* [Selected text]:
+--
If the 2014 season was his last, Tavares enjoyed it. The Bandits lost to eventual NLL champion Rochester in the semifinal, and that was disappointing. But he played and produced well early in the season, battled through a midseason lull and rallied for a strong individual finish. In July 2014, he sounded like a man who was leaning towards retiring but wasn't quite prepared to make it official. He wanted to wait a bit longer before committing.

As for his place in the game, his legacy as the greatest player of all time, the comparisons to Gretzky, he doesn't get too caught up in any of it, his humility shining through it all.

“I've got numbers others don't, but the numbers don't tell the whole story,” he said. “That doesn't make you the best player.

“Gretzky?” he said with a grin. “I was dirtier than Gretzky. I'd stick guys or fight. Wayne was a Lady Byng guy. Me, not so much. For me, hands down, Gary Gait is [the best lacrosse player of all time]. Paul was no slouch, either. John Grant's name should be in there, too. There are so many great players. I'm just fortunate to have played for as long as I did.

“You know what I'll remember more than any championships, any accomplishments or goals I scored? My early years, my minor lacrosse, just playing in the box at Alexandra Park, with the rowdy crowd, just looking forward to go there with my stick. I wanted to play lacrosse because my brother Danny played and I'd take his stick. That's what I'll remember most.”

John Tavares the lacrosse player was never going to be a
hockey player, but John Tavares the hockey player most definitely could have been a lacrosse player.

Young John's mother, Barb, remembered her brother-in-law Danny suggesting she put four-year-old John in peanut lacrosse, which she did. Uncle Danny took little John to his first game, brought him home and told Barb they would have to put John in an older age group with his Danny's six-year-old son Ryan.

“In John's first lacrosse game, his team won 17–1,” Barb Tavares said. “John scored all 17 goals.”

As natural as John was with a lacrosse stick in his hand, hockey was his first and enduring love. He first skated at Clarkson Arena when he was two and a half years old.

“At any given time, it was hard for me to say what I enjoyed more, hockey or lacrosse, but I know I fell in love with hockey first,” the NHL star said. “I can still vividly remember learning to skate, not wanting to use the boards, going to the middle and trying to not fall down. I had a hockey stick in my hand when I was two years old. My first connection was to hockey, but as I got older, I wanted to be [Uncle] J.T.”
+--
* [Records supplied]:

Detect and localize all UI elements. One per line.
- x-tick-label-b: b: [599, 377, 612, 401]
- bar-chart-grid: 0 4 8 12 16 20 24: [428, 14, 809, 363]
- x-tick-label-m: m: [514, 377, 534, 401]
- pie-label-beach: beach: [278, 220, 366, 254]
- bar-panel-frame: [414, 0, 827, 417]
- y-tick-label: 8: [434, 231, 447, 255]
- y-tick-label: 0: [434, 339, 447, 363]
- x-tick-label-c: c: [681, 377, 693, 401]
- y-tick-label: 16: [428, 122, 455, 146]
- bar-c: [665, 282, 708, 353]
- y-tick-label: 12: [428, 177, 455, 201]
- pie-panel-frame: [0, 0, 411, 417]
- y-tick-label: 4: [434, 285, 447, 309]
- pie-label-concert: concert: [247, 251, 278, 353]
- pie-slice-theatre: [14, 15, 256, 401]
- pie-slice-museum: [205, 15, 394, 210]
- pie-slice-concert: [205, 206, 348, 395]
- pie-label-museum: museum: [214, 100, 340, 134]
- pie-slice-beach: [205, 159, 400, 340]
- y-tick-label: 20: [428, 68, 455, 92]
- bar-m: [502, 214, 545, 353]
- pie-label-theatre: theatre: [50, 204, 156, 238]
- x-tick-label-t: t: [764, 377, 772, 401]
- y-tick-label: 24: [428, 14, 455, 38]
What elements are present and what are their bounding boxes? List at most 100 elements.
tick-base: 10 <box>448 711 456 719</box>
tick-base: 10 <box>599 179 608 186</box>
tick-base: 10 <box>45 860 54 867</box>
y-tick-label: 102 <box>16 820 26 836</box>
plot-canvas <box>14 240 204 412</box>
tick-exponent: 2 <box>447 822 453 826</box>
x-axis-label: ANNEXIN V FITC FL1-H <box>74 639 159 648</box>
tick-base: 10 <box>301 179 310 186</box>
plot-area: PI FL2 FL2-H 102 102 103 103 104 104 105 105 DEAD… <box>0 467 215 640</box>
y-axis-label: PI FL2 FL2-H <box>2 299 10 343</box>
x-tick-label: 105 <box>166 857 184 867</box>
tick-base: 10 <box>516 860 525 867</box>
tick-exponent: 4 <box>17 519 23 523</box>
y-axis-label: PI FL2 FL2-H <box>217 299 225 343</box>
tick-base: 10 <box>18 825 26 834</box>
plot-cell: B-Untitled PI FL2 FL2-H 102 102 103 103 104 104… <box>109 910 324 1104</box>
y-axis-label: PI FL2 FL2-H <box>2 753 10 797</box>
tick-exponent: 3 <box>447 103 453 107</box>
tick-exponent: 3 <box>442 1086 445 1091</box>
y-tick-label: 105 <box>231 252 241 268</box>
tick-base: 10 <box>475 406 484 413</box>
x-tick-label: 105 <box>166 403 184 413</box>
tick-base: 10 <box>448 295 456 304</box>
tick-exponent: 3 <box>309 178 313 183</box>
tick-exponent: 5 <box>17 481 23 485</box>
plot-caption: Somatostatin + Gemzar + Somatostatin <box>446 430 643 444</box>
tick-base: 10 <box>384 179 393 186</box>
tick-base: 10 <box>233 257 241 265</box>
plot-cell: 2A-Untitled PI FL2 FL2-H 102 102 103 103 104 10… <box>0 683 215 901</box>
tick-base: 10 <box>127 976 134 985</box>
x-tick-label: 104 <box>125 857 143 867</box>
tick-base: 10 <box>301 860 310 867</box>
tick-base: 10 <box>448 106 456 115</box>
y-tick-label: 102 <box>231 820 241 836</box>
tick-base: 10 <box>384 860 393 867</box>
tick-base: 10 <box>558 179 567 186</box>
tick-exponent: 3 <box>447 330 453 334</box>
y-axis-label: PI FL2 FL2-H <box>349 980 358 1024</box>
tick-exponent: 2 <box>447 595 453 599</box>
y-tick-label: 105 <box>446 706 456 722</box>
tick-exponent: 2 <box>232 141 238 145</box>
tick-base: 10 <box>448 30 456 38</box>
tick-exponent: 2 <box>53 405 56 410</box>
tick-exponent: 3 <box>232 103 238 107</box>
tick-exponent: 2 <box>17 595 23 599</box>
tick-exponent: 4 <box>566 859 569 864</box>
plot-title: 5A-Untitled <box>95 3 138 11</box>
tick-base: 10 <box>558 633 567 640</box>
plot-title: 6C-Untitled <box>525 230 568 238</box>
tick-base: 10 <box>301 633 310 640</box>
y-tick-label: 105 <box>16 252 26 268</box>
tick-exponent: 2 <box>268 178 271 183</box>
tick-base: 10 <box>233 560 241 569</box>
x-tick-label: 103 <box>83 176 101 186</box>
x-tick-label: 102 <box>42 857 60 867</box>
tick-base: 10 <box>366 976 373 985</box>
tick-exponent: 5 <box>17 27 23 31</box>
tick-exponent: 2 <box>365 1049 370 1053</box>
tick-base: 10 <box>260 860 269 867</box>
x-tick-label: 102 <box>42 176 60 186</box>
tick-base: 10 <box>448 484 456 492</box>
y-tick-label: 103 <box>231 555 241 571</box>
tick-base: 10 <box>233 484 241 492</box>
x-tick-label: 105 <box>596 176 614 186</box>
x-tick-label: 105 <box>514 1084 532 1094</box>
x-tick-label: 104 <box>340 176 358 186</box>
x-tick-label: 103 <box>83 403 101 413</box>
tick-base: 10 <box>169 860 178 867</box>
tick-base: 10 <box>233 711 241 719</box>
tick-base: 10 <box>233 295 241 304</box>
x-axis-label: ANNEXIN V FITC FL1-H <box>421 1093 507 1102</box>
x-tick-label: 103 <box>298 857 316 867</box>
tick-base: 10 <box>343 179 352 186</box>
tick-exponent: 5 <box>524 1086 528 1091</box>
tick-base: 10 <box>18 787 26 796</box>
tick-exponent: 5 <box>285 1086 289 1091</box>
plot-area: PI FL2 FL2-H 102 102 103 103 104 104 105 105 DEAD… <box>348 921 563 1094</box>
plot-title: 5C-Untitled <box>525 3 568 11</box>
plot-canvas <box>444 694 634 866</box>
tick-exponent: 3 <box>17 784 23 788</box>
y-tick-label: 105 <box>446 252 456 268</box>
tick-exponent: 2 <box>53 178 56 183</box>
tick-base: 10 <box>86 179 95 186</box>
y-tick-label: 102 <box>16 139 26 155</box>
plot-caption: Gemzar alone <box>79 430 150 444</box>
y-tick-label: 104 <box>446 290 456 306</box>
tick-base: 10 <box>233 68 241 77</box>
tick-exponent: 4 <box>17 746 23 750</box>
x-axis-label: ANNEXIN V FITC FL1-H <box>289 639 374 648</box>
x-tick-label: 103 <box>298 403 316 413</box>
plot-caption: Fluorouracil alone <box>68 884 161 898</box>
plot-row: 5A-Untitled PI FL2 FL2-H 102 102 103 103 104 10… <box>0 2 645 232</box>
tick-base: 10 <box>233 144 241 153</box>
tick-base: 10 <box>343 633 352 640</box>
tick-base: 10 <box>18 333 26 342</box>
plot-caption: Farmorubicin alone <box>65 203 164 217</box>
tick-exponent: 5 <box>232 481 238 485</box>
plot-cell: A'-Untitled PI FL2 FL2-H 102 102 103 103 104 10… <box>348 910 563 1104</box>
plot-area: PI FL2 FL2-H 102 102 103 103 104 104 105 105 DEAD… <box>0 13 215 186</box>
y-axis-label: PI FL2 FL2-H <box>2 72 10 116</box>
+--
* [Your objective]: Can you reproduce the stretch of the Tavares passage from "If the 2014" through "longer before committing." word for word? Work only from the Tavares passage, not from the listing.

* [Exercise response]:
If the 2014 season was his last, Tavares enjoyed it. The Bandits lost to eventual NLL champion Rochester in the semifinal, and that was disappointing. But he played and produced well early in the season, battled through a midseason lull and rallied for a strong individual finish. In July 2014, he sounded like a man who was leaning towards retiring but wasn't quite prepared to make it official. He wanted to wait a bit longer before committing.